* [Stated problem] Write out each line exactly as given. Leave the pictures out of your copy.

* [Listed records]
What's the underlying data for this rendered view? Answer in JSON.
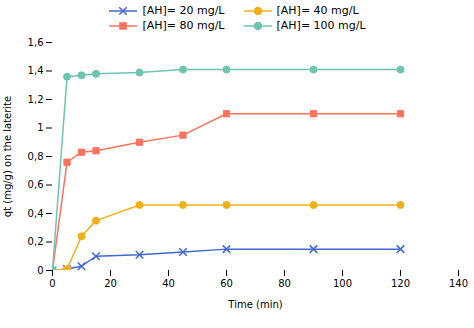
{
  "chart_data": {
    "type": "line",
    "xlabel": "Time (min)",
    "ylabel": "qt (mg/g) on the laterite",
    "series": [
      {
        "name": "[AH]= 20 mg/L",
        "marker": "x",
        "line_style": "solid",
        "x": [
          0,
          5,
          10,
          15,
          30,
          45,
          60,
          90,
          120
        ],
        "values": [
          0,
          0.01,
          0.03,
          0.1,
          0.11,
          0.13,
          0.15,
          0.15,
          0.15
        ]
      },
      {
        "name": "[AH]= 40 mg/L",
        "marker": "circle",
        "line_style": "solid",
        "x": [
          0,
          5,
          10,
          15,
          30,
          45,
          60,
          90,
          120
        ],
        "values": [
          0,
          0.01,
          0.24,
          0.35,
          0.46,
          0.46,
          0.46,
          0.46,
          0.46
        ]
      },
      {
        "name": "[AH]= 80 mg/L",
        "marker": "square",
        "line_style": "solid",
        "x": [
          0,
          5,
          10,
          15,
          30,
          45,
          60,
          90,
          120
        ],
        "values": [
          0,
          0.76,
          0.83,
          0.84,
          0.9,
          0.95,
          1.1,
          1.1,
          1.1
        ]
      },
      {
        "name": "[AH]= 100 mg/L",
        "marker": "circle",
        "line_style": "solid",
        "x": [
          0,
          5,
          10,
          15,
          30,
          45,
          60,
          90,
          120
        ],
        "values": [
          0,
          1.36,
          1.37,
          1.38,
          1.39,
          1.41,
          1.41,
          1.41,
          1.41
        ]
      }
    ],
    "xlim": [
      0,
      140
    ],
    "ylim": [
      0,
      1.6
    ],
    "xticks": [
      0,
      20,
      40,
      60,
      80,
      100,
      120,
      140
    ],
    "yticks": [
      0,
      {
        "value": 0.2,
        "label": "0,2"
      },
      {
        "value": 0.4,
        "label": "0,4"
      },
      {
        "value": 0.6,
        "label": "0,6"
      },
      {
        "value": 0.8,
        "label": "0,8"
      },
      1,
      {
        "value": 1.2,
        "label": "1,2"
      },
      {
        "value": 1.4,
        "label": "1,4"
      },
      {
        "value": 1.6,
        "label": "1,6"
      }
    ],
    "grid": false,
    "legend": "top"
  }
}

* [Task solution]
What's the underlying data for this rendered view? Answer in JSON.
{
  "chart_data": {
    "type": "line",
    "xlabel": "Time (min)",
    "ylabel": "qt (mg/g) on the laterite",
    "series": [
      {
        "name": "[AH]= 20 mg/L",
        "marker": "x",
        "line_style": "solid",
        "x": [
          0,
          5,
          10,
          15,
          30,
          45,
          60,
          90,
          120
        ],
        "values": [
          0,
          0.01,
          0.03,
          0.1,
          0.11,
          0.13,
          0.15,
          0.15,
          0.15
        ]
      },
      {
        "name": "[AH]= 40 mg/L",
        "marker": "circle",
        "line_style": "solid",
        "x": [
          0,
          5,
          10,
          15,
          30,
          45,
          60,
          90,
          120
        ],
        "values": [
          0,
          0.01,
          0.24,
          0.35,
          0.46,
          0.46,
          0.46,
          0.46,
          0.46
        ]
      },
      {
        "name": "[AH]= 80 mg/L",
        "marker": "square",
        "line_style": "solid",
        "x": [
          0,
          5,
          10,
          15,
          30,
          45,
          60,
          90,
          120
        ],
        "values": [
          0,
          0.76,
          0.83,
          0.84,
          0.9,
          0.95,
          1.1,
          1.1,
          1.1
        ]
      },
      {
        "name": "[AH]= 100 mg/L",
        "marker": "circle",
        "line_style": "solid",
        "x": [
          0,
          5,
          10,
          15,
          30,
          45,
          60,
          90,
          120
        ],
        "values": [
          0,
          1.36,
          1.37,
          1.38,
          1.39,
          1.41,
          1.41,
          1.41,
          1.41
        ]
      }
    ],
    "xlim": [
      0,
      140
    ],
    "ylim": [
      0,
      1.6
    ],
    "xticks": [
      0,
      20,
      40,
      60,
      80,
      100,
      120,
      140
    ],
    "yticks": [
      0,
      {
        "value": 0.2,
        "label": "0,2"
      },
      {
        "value": 0.4,
        "label": "0,4"
      },
      {
        "value": 0.6,
        "label": "0,6"
      },
      {
        "value": 0.8,
        "label": "0,8"
      },
      1,
      {
        "value": 1.2,
        "label": "1,2"
      },
      {
        "value": 1.4,
        "label": "1,4"
      },
      {
        "value": 1.6,
        "label": "1,6"
      }
    ],
    "grid": false,
    "legend": "top"
  }
}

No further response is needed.